▸ PROBLEM DESCRIPTION
Work out how many lines in the data hold the word "content", and reply with that number only.

▸ INPUT DATA

____

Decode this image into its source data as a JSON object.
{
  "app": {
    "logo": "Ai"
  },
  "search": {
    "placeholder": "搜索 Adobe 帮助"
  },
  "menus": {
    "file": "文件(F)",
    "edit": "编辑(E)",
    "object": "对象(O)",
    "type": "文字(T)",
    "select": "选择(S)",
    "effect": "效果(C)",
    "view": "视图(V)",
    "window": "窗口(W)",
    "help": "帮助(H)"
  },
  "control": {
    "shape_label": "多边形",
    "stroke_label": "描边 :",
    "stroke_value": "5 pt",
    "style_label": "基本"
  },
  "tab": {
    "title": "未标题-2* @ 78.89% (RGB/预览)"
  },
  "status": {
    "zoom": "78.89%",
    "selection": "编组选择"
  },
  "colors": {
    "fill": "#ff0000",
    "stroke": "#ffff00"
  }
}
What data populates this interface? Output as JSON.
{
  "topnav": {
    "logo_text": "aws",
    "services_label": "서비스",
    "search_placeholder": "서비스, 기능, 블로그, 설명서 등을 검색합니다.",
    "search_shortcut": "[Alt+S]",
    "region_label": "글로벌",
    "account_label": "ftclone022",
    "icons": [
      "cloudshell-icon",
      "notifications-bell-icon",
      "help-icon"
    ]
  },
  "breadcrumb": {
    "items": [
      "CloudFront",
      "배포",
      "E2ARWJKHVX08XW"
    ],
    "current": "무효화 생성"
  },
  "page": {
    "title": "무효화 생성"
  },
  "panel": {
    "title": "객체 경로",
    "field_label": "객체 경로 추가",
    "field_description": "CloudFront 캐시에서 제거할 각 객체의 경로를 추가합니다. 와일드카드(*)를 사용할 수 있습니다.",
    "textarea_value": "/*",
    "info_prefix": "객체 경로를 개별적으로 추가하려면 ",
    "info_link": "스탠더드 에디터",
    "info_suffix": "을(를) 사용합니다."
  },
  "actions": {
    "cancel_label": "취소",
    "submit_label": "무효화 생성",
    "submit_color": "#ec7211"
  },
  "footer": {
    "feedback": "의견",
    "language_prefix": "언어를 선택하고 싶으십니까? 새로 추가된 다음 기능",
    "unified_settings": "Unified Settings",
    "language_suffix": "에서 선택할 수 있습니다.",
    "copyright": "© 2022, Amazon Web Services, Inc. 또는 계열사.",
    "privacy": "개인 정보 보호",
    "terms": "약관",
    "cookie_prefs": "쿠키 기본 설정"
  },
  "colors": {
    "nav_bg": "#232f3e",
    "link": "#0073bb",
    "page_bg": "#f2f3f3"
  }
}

____

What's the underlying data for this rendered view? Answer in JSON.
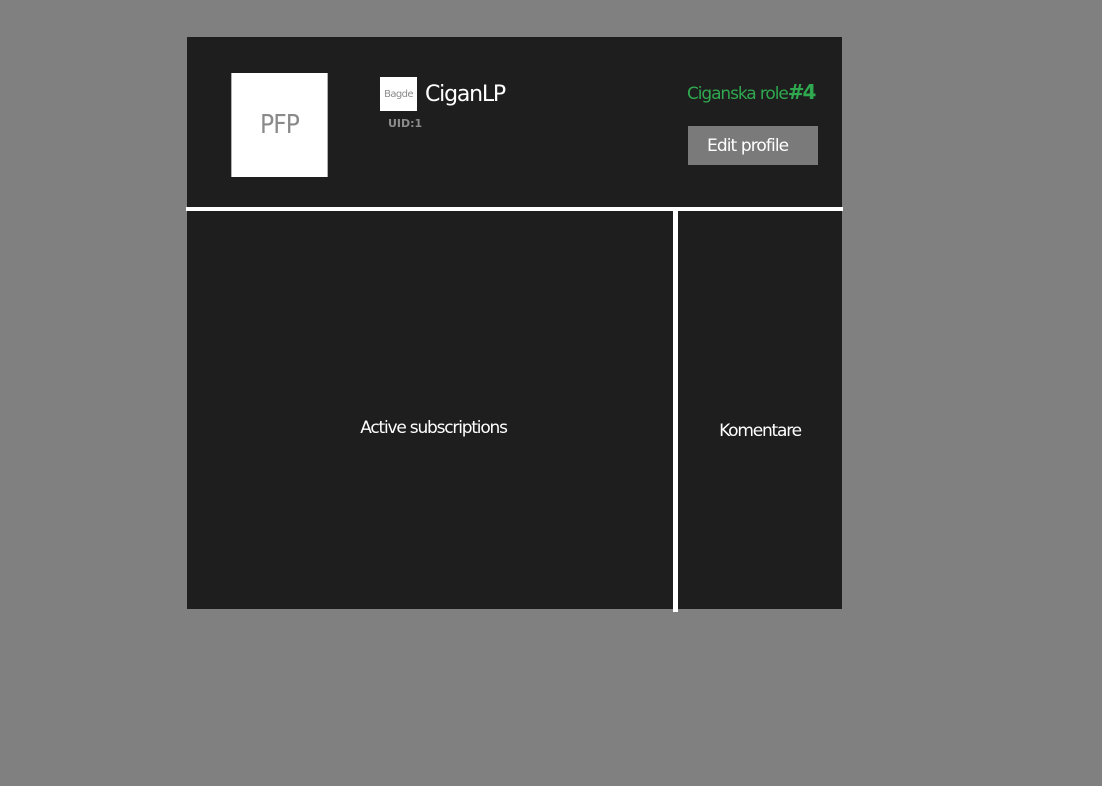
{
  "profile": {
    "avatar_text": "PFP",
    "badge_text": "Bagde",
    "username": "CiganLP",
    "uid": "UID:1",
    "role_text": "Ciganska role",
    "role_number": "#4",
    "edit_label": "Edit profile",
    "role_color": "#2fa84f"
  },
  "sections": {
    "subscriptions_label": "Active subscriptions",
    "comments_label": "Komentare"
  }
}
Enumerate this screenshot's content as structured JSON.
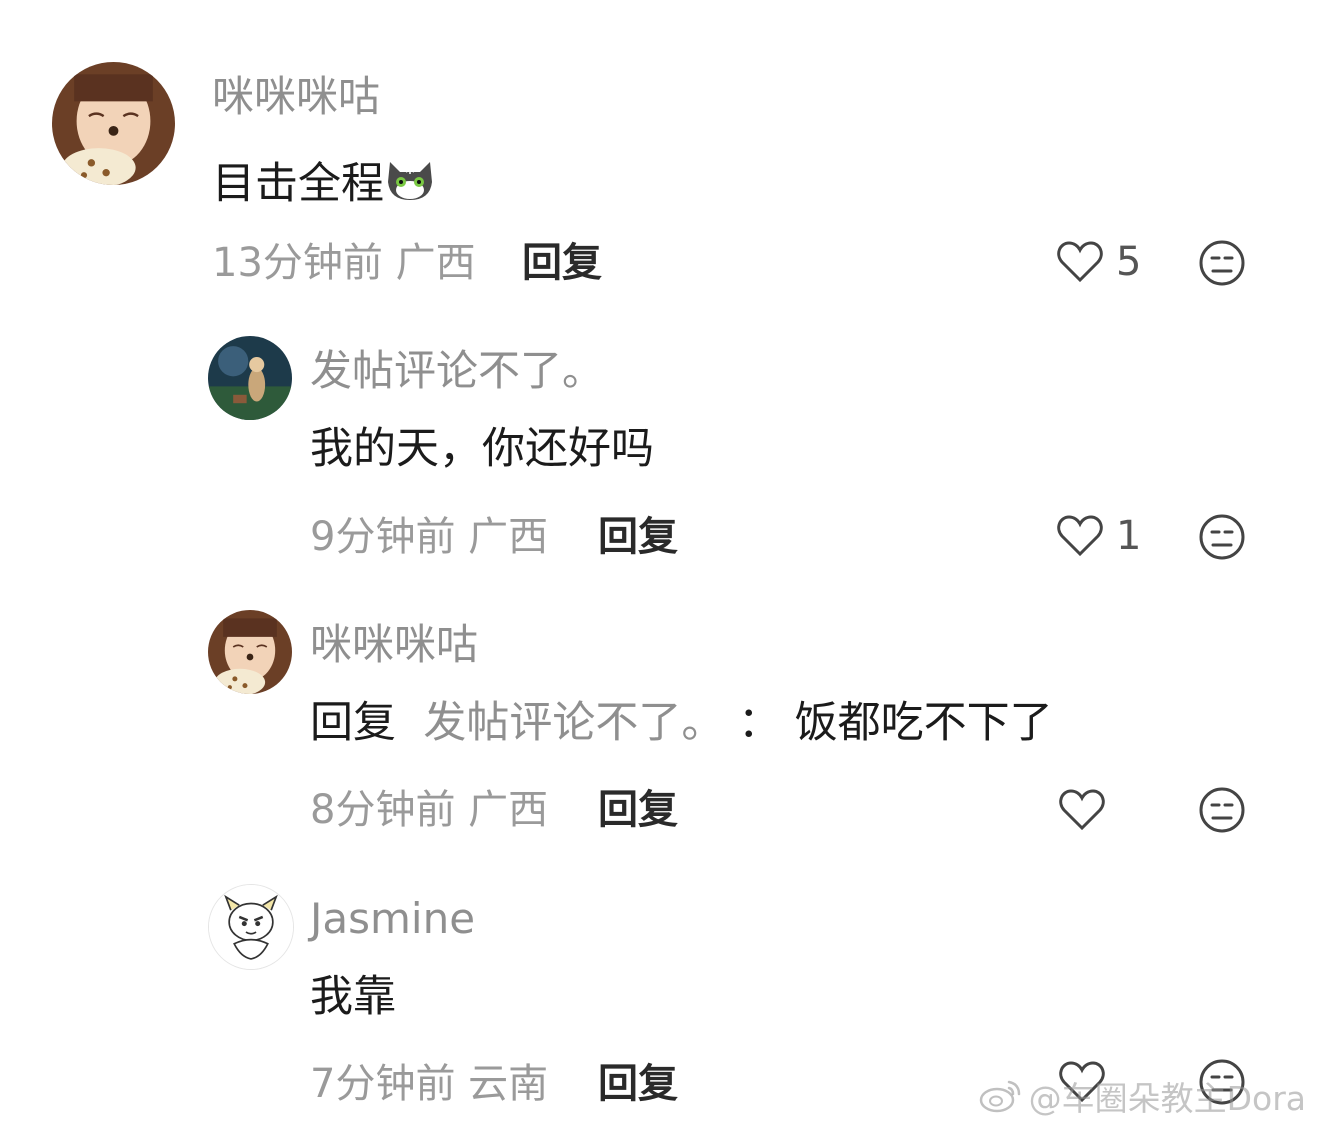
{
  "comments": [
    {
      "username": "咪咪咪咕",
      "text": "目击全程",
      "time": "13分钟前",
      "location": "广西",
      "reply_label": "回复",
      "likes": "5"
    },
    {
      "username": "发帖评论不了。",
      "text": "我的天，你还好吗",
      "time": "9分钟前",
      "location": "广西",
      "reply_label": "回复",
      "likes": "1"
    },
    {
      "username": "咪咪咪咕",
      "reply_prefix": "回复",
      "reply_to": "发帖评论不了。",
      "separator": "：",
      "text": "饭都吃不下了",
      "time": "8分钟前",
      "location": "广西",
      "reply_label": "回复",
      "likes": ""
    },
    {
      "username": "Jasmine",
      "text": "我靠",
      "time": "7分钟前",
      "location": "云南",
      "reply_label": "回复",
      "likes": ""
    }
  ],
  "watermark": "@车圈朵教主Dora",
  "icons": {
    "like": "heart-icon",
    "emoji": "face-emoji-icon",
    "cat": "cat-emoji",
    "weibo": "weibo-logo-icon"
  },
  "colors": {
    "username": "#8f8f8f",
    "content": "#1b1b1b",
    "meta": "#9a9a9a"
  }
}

____

▸ IN RESPONSE
2